--- Start Record extracts ---
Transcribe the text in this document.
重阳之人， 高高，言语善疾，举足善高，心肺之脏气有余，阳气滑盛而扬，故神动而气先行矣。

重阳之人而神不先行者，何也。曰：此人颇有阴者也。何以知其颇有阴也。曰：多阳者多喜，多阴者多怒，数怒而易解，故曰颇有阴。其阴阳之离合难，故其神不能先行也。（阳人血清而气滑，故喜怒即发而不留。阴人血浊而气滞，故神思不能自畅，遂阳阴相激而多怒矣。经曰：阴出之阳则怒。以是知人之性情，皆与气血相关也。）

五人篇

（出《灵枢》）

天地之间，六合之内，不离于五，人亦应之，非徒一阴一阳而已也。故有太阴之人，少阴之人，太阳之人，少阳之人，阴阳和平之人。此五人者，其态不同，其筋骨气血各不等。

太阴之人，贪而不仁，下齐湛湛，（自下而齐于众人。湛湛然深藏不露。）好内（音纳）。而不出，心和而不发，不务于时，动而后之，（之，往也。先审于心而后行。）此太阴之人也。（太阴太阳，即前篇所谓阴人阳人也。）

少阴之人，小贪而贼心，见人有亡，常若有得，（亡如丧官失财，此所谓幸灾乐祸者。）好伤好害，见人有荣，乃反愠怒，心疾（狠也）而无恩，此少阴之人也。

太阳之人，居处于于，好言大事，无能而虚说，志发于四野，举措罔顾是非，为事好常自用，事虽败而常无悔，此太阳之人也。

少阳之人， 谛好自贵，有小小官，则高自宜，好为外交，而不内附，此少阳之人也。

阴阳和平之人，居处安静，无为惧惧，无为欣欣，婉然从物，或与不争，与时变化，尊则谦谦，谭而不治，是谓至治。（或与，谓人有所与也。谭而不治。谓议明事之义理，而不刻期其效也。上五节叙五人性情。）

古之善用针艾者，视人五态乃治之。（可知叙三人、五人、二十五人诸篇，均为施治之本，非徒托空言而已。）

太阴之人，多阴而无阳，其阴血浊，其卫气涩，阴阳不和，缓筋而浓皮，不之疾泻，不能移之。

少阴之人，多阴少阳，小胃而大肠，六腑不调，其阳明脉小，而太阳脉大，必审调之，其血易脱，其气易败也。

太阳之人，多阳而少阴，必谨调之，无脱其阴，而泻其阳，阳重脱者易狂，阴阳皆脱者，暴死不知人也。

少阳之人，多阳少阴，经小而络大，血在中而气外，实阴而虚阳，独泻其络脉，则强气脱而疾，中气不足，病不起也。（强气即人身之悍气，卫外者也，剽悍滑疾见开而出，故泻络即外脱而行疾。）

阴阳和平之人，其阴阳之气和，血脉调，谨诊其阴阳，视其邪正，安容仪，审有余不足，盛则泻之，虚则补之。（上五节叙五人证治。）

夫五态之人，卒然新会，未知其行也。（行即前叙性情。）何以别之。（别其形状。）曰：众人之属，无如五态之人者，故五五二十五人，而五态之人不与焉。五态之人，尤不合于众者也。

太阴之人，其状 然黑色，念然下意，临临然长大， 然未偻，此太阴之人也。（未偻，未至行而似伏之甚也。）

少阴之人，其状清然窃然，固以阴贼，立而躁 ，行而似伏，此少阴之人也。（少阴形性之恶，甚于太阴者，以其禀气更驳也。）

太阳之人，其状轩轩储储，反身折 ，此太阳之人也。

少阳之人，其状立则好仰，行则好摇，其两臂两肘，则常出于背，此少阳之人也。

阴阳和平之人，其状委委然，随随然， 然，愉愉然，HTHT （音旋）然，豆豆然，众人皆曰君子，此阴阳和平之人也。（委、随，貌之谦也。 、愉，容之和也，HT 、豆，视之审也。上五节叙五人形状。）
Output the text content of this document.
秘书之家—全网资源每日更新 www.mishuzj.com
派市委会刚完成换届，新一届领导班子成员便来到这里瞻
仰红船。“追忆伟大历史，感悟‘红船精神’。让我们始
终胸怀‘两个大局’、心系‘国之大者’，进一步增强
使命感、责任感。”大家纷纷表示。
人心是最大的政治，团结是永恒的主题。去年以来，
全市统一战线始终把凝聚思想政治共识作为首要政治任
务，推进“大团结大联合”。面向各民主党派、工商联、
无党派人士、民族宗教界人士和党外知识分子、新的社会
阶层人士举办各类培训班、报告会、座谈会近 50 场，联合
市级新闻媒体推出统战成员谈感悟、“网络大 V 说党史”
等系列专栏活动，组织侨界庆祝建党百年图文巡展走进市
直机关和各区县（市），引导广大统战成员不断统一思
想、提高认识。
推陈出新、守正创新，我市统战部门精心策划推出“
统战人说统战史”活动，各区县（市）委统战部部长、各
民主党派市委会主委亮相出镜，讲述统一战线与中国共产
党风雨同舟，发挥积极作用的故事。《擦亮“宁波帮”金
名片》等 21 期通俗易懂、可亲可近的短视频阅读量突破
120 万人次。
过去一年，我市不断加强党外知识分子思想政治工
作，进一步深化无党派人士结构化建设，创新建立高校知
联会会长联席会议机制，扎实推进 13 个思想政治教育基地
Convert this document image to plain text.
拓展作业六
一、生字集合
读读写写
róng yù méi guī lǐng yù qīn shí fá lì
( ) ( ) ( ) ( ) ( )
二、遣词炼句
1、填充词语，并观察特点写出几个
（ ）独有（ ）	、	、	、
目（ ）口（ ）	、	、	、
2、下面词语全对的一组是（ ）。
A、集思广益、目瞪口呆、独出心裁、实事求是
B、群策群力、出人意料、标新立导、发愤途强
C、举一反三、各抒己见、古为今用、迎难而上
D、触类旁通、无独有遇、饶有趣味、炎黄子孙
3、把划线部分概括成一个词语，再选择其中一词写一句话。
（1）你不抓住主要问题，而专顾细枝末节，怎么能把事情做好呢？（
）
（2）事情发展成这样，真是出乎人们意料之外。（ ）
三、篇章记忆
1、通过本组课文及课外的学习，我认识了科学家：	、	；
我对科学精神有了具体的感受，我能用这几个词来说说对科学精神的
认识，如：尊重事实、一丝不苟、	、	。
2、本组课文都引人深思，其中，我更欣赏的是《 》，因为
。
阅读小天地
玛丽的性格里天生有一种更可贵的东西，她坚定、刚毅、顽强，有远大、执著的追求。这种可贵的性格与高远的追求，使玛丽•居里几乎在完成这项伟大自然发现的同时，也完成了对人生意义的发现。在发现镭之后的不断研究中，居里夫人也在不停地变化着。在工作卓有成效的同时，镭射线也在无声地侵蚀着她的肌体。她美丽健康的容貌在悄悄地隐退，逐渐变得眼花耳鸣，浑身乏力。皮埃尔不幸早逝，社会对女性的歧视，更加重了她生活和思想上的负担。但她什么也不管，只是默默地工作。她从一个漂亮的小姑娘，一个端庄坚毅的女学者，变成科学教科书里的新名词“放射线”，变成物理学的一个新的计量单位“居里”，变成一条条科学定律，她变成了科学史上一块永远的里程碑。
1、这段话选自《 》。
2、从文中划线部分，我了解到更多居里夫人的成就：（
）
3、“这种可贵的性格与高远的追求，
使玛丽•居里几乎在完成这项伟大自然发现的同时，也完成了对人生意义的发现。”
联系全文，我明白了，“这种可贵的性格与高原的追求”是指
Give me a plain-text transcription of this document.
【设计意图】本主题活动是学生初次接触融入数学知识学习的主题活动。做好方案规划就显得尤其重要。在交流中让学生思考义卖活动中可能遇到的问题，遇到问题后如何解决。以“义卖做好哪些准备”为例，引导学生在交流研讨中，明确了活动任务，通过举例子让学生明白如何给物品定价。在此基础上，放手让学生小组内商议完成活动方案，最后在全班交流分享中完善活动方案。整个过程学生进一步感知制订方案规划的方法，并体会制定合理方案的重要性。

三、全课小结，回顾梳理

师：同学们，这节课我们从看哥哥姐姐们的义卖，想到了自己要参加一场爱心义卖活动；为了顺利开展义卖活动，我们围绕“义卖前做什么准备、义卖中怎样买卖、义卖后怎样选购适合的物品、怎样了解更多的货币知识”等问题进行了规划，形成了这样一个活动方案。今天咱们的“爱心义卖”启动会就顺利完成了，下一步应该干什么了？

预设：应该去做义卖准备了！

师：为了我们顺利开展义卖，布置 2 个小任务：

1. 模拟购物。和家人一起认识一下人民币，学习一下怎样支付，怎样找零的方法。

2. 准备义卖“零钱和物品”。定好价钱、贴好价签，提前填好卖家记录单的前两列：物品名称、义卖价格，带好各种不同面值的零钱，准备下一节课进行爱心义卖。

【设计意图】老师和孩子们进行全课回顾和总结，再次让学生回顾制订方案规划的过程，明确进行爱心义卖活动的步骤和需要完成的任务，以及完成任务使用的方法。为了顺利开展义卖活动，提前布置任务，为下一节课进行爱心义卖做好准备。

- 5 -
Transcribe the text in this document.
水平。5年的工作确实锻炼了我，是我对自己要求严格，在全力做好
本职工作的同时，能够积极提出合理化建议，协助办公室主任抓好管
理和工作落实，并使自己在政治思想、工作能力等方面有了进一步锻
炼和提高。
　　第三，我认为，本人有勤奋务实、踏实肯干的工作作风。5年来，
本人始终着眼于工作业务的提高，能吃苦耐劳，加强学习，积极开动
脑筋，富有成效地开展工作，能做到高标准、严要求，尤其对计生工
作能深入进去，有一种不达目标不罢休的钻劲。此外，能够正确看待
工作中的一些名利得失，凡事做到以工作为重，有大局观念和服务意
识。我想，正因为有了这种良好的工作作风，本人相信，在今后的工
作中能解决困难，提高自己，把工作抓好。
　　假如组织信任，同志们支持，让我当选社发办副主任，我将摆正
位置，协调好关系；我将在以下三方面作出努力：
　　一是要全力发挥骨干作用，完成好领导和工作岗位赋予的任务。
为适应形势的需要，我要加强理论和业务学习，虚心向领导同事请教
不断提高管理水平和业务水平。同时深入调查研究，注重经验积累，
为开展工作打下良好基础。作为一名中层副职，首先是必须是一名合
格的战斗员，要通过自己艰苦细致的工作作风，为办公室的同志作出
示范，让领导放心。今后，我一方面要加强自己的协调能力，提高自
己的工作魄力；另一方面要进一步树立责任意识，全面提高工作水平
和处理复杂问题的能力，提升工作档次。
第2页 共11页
--- End Record extracts ---
- **Aim of the task**: Filter the entries above down to the lines containing the word "居里几乎在完成这项伟大自然发现的同时".

- **Solution to this exercise**:
玛丽的性格里天生有一种更可贵的东西，她坚定、刚毅、顽强，有远大、执著的追求。这种可贵的性格与高远的追求，使玛丽•居里几乎在完成这项伟大自然发现的同时，也完成了对人生意义的发现。在发现镭之后的不断研究中，居里夫人也在不停地变化着。在工作卓有成效的同时，镭射线也在无声地侵蚀着她的肌体。她美丽健康的容貌在悄悄地隐退，逐渐变得眼花耳鸣，浑身乏力。皮埃尔不幸早逝，社会对女性的歧视，更加重了她生活和思想上的负担。但她什么也不管，只是默默地工作。她从一个漂亮的小姑娘，一个端庄坚毅的女学者，变成科学教科书里的新名词“放射线”，变成物理学的一个新的计量单位“居里”，变成一条条科学定律，她变成了科学史上一块永远的里程碑。
使玛丽•居里几乎在完成这项伟大自然发现的同时，也完成了对人生意义的发现。”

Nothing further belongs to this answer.